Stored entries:
......

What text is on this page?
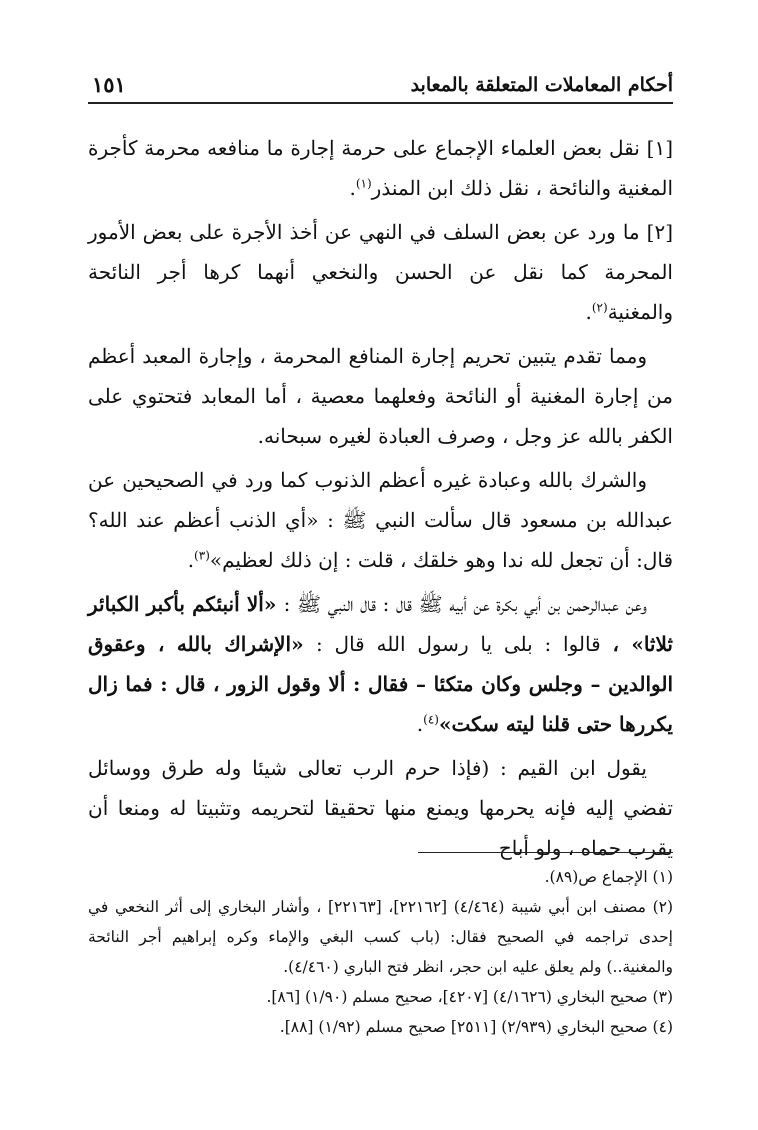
أحكام المعاملات المتعلقة بالمعابد
١٥١

[١] نقل بعض العلماء الإجماع على حرمة إجارة ما منافعه محرمة كأجرة المغنية والنائحة ، نقل ذلك ابن المنذر$^{(١)}$.

[٢] ما ورد عن بعض السلف في النهي عن أخذ الأجرة على بعض الأمور المحرمة كما نقل عن الحسن والنخعي أنهما كرها أجر النائحة والمغنية$^{(٢)}$.

ومما تقدم يتبين تحريم إجارة المنافع المحرمة ، وإجارة المعبد أعظم من إجارة المغنية أو النائحة وفعلهما معصية ، أما المعابد فتحتوي على الكفر بالله عز وجل ، وصرف العبادة لغيره سبحانه.

والشرك بالله وعبادة غيره أعظم الذنوب كما ورد في الصحيحين عن عبدالله بن مسعود قال سألت النبي ﷺ : «أي الذنب أعظم عند الله؟ قال: أن تجعل لله ندا وهو خلقك ، قلت : إن ذلك لعظيم»$^{(٣)}$.

وعن عبدالرحمن بن أبي بكرة عن أبيه ﷺ قال : قال النبي ﷺ : «ألا أنبئكم بأكبر الكبائر ثلاثا» ، قالوا : بلى يا رسول الله قال : «الإشراك بالله ، وعقوق الوالدين – وجلس وكان متكئا – فقال : ألا وقول الزور ، قال : فما زال يكررها حتى قلنا ليته سكت»$^{(٤)}$.

يقول ابن القيم : (فإذا حرم الرب تعالى شيئا وله طرق ووسائل تفضي إليه فإنه يحرمها ويمنع منها تحقيقا لتحريمه وتثبيتا له ومنعا أن يقرب حماه ، ولو أباح

(١) الإجماع ص(٨٩).

(٢) مصنف ابن أبي شيبة (٤/٤٦٤) [٢٢١٦٢]، [٢٢١٦٣] ، وأشار البخاري إلى أثر النخعي في إحدى تراجمه في الصحيح فقال: (باب كسب البغي والإماء وكره إبراهيم أجر النائحة والمغنية..) ولم يعلق عليه ابن حجر، انظر فتح الباري (٤/٤٦٠).

(٣) صحيح البخاري (٤/١٦٢٦) [٤٢٠٧]، صحيح مسلم (١/٩٠) [٨٦].

(٤) صحيح البخاري (٢/٩٣٩) [٢٥١١] صحيح مسلم (١/٩٢) [٨٨].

......

Which lines of the data include "إجارة"? Copy each of them.

[١] نقل بعض العلماء الإجماع على حرمة إجارة ما منافعه محرمة كأجرة المغنية والنائحة ، نقل ذلك ابن المنذر$^{(١)}$.
ومما تقدم يتبين تحريم إجارة المنافع المحرمة ، وإجارة المعبد أعظم من إجارة المغنية أو النائحة وفعلهما معصية ، أما المعابد فتحتوي على الكفر بالله عز وجل ، وصرف العبادة لغيره سبحانه.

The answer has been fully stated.